[Entries taken from a collection]
⁂

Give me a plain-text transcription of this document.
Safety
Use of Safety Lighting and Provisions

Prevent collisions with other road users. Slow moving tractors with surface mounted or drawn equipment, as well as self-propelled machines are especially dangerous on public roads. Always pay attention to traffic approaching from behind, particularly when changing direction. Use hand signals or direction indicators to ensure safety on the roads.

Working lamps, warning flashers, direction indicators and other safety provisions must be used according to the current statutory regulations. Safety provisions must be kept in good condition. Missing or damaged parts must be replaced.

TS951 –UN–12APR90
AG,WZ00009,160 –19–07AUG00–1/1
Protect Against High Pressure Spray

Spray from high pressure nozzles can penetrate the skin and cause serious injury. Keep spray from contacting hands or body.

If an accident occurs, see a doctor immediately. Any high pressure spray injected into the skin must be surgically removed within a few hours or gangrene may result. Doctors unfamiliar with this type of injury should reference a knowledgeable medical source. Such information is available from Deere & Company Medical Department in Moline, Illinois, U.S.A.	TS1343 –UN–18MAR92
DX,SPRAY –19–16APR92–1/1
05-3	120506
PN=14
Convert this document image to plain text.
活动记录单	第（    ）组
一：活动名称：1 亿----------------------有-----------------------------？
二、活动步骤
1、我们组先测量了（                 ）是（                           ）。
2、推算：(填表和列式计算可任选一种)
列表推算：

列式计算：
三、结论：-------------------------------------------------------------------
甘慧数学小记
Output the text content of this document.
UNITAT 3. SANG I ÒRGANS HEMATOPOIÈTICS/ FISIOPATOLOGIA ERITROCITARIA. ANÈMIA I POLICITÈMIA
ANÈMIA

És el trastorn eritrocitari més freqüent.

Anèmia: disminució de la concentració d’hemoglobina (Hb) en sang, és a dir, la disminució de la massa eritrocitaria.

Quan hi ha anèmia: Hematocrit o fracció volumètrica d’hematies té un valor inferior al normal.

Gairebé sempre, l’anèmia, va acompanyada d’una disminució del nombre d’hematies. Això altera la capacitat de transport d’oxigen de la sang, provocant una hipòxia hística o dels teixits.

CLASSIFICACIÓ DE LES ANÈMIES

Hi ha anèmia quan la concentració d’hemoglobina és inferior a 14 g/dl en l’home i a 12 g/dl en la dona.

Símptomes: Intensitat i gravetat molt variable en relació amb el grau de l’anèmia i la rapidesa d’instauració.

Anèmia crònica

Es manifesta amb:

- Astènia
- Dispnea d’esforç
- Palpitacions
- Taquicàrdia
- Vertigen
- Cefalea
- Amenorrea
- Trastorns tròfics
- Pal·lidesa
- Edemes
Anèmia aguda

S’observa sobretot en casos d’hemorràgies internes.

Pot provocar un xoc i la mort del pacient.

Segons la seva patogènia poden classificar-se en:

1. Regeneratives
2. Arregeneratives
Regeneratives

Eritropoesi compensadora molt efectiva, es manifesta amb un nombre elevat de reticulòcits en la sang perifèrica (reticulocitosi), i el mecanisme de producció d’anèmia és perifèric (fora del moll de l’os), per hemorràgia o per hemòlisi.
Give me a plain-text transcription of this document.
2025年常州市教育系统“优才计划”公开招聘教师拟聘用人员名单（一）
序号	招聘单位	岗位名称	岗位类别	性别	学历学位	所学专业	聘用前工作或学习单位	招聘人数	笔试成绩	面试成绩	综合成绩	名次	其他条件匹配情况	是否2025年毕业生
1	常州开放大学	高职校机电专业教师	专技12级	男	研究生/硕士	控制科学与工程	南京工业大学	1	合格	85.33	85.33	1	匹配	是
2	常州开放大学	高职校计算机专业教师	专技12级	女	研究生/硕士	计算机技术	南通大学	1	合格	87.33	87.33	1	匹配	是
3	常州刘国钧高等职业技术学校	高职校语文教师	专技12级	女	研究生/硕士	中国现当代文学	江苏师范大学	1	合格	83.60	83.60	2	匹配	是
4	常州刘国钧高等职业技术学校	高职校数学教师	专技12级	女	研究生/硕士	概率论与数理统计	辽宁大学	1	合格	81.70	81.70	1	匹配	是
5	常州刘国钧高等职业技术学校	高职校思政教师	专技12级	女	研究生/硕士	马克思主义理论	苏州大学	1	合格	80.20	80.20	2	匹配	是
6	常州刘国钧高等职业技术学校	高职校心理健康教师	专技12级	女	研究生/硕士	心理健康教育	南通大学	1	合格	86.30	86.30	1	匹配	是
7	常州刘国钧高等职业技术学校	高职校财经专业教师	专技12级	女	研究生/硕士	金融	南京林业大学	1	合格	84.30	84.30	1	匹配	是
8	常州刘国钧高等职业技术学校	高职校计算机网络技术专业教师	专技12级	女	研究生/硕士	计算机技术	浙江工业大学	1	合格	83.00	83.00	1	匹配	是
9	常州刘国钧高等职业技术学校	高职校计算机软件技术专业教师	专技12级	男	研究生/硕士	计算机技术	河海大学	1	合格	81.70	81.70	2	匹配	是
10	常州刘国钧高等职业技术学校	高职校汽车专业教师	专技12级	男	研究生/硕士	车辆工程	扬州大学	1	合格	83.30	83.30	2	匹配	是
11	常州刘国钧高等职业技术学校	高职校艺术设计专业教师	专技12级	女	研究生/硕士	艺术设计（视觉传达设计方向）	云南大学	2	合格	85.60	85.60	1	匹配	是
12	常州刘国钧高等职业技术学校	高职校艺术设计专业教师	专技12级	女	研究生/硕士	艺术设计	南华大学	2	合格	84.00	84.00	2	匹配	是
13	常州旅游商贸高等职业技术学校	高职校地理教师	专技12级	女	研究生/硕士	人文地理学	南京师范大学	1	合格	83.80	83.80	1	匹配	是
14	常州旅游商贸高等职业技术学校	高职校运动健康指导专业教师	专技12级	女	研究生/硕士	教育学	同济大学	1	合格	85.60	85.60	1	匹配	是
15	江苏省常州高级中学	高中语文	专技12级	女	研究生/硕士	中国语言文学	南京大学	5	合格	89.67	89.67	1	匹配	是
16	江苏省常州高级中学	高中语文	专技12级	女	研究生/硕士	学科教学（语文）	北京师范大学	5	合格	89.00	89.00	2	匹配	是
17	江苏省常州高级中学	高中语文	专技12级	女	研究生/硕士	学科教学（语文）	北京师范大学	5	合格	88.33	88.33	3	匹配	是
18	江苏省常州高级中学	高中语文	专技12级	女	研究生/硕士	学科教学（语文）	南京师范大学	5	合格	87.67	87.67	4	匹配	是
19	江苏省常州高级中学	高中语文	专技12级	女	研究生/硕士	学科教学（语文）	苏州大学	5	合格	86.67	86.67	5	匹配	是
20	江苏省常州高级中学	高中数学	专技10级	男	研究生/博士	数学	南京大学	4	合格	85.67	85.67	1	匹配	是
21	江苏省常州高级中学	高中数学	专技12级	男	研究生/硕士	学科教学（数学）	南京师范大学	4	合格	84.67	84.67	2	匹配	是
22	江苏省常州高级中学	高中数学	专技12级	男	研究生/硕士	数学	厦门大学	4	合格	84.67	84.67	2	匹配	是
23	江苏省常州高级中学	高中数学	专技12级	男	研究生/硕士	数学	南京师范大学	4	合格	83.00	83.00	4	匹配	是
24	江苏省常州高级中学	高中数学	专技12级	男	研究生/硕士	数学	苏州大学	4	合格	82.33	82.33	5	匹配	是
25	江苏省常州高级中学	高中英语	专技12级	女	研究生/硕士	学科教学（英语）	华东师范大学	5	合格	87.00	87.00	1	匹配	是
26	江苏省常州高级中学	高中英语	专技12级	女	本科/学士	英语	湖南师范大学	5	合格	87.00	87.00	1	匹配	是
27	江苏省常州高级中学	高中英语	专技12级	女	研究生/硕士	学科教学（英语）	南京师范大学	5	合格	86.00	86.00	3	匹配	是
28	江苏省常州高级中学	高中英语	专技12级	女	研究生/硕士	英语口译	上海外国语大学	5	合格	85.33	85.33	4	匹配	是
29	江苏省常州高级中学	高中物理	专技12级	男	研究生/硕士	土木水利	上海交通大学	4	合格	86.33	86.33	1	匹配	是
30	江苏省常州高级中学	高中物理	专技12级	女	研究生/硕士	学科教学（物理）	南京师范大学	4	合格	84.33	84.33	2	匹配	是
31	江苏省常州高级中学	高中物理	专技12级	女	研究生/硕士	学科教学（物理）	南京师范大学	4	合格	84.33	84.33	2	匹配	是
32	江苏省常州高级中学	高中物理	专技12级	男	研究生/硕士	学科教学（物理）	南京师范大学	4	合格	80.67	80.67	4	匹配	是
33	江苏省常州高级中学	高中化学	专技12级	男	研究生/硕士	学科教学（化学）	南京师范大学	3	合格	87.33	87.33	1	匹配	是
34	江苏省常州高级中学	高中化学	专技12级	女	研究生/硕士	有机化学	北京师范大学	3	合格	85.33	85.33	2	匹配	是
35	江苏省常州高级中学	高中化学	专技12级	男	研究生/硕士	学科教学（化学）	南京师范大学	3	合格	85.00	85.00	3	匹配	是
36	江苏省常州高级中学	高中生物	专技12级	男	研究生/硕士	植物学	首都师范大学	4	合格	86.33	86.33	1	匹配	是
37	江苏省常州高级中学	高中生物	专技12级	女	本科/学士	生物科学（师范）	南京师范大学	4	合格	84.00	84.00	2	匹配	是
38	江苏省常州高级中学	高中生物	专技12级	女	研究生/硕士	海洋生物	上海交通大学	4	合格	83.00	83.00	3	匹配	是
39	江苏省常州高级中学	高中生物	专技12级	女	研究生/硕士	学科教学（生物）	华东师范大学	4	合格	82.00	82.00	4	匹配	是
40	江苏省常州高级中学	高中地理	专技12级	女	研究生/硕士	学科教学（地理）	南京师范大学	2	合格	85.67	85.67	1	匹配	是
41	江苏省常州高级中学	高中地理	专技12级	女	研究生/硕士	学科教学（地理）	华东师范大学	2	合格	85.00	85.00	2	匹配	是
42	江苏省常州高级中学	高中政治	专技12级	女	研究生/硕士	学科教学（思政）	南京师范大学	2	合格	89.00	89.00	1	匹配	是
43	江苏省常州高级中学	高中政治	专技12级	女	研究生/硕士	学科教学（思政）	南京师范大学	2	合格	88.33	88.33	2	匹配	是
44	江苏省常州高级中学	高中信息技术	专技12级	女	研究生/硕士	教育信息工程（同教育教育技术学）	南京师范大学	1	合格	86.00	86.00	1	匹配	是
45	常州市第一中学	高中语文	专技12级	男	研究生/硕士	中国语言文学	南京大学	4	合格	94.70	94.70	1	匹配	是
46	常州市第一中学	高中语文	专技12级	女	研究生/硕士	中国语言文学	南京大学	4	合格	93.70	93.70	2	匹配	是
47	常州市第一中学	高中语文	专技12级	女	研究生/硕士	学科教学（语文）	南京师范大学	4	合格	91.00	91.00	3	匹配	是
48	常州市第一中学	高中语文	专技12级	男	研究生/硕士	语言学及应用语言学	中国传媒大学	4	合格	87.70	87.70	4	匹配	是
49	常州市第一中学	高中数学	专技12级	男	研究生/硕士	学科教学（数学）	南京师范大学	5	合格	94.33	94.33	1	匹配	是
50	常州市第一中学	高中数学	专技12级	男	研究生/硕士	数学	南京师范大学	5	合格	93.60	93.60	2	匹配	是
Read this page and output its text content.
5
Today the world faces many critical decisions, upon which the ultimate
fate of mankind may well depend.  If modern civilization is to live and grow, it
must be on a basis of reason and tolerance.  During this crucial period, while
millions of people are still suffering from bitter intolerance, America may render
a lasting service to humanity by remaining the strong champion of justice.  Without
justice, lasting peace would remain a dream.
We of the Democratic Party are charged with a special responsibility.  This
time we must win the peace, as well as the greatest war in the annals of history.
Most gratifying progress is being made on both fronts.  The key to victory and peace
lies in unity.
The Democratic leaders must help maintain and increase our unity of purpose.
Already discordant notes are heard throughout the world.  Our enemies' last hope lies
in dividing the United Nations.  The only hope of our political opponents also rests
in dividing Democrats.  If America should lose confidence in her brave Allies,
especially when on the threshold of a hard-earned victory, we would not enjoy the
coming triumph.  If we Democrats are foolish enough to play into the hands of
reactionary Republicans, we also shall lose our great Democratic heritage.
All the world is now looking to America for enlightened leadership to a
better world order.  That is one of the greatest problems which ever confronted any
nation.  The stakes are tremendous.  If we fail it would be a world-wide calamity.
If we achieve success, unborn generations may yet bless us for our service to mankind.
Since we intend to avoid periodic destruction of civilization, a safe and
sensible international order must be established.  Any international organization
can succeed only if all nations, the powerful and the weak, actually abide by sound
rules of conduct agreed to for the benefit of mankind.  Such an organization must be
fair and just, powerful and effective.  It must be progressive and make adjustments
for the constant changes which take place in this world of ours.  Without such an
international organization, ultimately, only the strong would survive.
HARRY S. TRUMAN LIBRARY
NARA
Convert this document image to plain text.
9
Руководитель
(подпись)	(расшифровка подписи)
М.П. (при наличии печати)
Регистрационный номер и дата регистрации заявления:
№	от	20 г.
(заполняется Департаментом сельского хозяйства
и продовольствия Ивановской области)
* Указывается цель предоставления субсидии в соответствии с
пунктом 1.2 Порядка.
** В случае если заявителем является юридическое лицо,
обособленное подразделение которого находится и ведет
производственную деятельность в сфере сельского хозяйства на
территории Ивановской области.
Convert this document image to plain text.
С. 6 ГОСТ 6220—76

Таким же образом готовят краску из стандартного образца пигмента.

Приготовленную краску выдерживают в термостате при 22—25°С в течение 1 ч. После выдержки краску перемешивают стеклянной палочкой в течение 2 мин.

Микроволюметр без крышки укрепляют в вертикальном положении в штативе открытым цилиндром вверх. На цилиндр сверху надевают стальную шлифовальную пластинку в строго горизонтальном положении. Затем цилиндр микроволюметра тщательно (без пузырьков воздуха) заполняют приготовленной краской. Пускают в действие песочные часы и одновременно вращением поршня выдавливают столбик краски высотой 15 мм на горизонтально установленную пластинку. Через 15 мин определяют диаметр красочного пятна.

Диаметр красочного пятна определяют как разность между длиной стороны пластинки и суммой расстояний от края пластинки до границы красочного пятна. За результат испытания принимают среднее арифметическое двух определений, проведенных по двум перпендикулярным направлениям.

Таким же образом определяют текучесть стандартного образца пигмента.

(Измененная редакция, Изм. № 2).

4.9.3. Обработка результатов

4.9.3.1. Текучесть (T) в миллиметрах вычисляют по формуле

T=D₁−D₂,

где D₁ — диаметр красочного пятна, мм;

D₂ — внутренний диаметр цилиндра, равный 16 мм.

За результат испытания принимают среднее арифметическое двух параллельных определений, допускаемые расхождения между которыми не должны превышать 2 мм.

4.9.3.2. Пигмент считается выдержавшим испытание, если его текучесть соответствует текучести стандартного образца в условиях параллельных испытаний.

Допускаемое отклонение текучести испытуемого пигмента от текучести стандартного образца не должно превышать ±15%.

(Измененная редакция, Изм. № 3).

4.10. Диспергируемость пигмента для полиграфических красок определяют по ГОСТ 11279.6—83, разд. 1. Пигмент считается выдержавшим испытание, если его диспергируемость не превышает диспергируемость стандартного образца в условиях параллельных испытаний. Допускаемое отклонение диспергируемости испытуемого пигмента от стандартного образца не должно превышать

⁂

● **Exercise aim**: Scan the material above. Extract every line in which the word "краску" occurs.

● **Exercise output**:
Таким же образом готовят краску из стандартного образца пигмента.
Приготовленную краску выдерживают в термостате при 22—25°С в течение 1 ч. После выдержки краску перемешивают стеклянной палочкой в течение 2 мин.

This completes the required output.